:: DATA LINES ::
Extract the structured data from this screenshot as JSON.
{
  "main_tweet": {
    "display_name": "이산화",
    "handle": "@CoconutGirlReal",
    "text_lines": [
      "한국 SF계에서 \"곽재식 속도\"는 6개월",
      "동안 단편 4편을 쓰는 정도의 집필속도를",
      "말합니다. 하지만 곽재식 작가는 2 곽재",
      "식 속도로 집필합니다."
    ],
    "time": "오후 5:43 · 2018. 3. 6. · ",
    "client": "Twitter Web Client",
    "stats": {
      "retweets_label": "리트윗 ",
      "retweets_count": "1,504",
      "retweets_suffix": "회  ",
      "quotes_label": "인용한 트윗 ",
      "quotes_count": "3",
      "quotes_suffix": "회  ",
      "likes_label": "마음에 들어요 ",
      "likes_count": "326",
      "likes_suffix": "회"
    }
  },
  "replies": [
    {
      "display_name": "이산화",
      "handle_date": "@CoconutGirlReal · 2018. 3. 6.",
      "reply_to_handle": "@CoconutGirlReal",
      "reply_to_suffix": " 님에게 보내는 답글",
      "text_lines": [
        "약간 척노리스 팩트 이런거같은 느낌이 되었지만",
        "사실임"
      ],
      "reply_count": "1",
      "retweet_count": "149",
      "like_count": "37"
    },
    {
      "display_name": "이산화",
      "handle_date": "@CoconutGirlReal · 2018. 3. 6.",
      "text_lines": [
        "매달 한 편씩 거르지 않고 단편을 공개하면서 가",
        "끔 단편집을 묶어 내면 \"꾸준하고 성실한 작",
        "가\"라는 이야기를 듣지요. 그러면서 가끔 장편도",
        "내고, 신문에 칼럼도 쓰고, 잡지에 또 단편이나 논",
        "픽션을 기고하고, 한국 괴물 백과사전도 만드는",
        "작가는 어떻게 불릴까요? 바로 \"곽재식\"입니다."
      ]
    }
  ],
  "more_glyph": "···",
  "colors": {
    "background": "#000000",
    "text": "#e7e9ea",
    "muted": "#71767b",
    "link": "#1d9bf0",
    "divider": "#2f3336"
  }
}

==

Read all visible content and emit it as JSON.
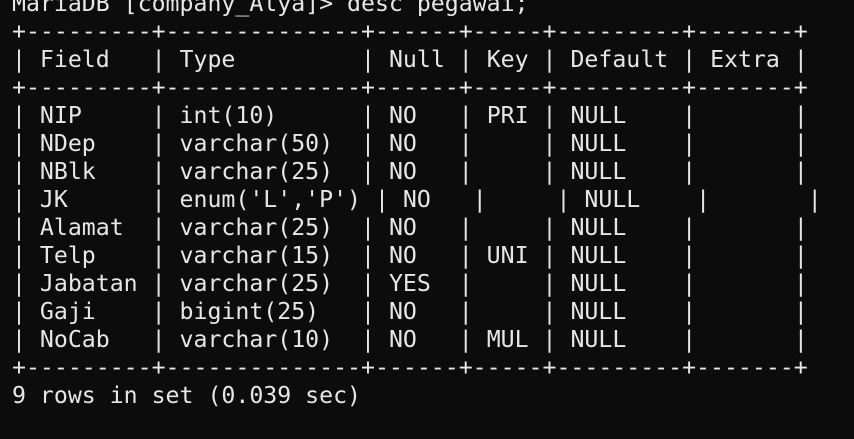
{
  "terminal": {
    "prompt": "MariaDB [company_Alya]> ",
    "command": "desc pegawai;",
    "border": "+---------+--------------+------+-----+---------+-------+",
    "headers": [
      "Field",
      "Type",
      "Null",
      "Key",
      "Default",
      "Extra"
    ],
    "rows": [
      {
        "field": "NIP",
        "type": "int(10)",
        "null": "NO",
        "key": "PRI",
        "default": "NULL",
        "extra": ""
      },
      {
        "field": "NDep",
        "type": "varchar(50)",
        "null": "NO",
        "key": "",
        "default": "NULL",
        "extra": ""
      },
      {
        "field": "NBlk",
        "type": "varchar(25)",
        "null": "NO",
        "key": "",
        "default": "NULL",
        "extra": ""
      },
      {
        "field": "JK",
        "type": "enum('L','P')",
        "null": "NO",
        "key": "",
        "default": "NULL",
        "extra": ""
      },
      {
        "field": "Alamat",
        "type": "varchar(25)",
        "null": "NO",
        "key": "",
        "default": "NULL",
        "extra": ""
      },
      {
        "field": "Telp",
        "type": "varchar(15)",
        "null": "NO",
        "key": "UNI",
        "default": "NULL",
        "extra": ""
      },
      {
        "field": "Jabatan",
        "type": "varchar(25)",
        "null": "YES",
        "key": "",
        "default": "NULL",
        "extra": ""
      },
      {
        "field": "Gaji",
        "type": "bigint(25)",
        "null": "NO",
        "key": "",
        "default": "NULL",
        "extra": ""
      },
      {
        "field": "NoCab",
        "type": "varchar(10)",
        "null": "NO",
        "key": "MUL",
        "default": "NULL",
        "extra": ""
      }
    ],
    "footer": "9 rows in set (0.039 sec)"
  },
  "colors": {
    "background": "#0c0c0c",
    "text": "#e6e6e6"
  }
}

--

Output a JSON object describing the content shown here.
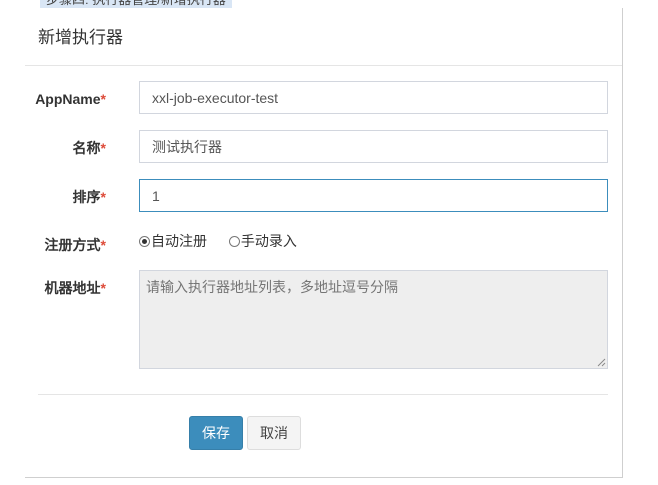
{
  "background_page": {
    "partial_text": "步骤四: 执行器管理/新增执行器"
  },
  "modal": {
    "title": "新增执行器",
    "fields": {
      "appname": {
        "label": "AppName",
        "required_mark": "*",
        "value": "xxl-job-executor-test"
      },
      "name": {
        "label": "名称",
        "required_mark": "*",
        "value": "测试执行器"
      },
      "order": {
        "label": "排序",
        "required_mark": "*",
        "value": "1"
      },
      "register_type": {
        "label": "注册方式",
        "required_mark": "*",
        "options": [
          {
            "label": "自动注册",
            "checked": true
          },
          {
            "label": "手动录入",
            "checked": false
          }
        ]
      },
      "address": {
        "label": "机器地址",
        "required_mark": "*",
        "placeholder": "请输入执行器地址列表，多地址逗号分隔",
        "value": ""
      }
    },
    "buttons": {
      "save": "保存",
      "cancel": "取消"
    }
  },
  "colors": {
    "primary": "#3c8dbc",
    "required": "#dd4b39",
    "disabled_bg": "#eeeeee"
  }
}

:: WORK TO COMPLETE ::
Pull every line containing the word "value" out of the material.

:: FINAL ANSWER ::
        "value": "xxl-job-executor-test"
        "value": "测试执行器"
        "value": "1"
        "value": ""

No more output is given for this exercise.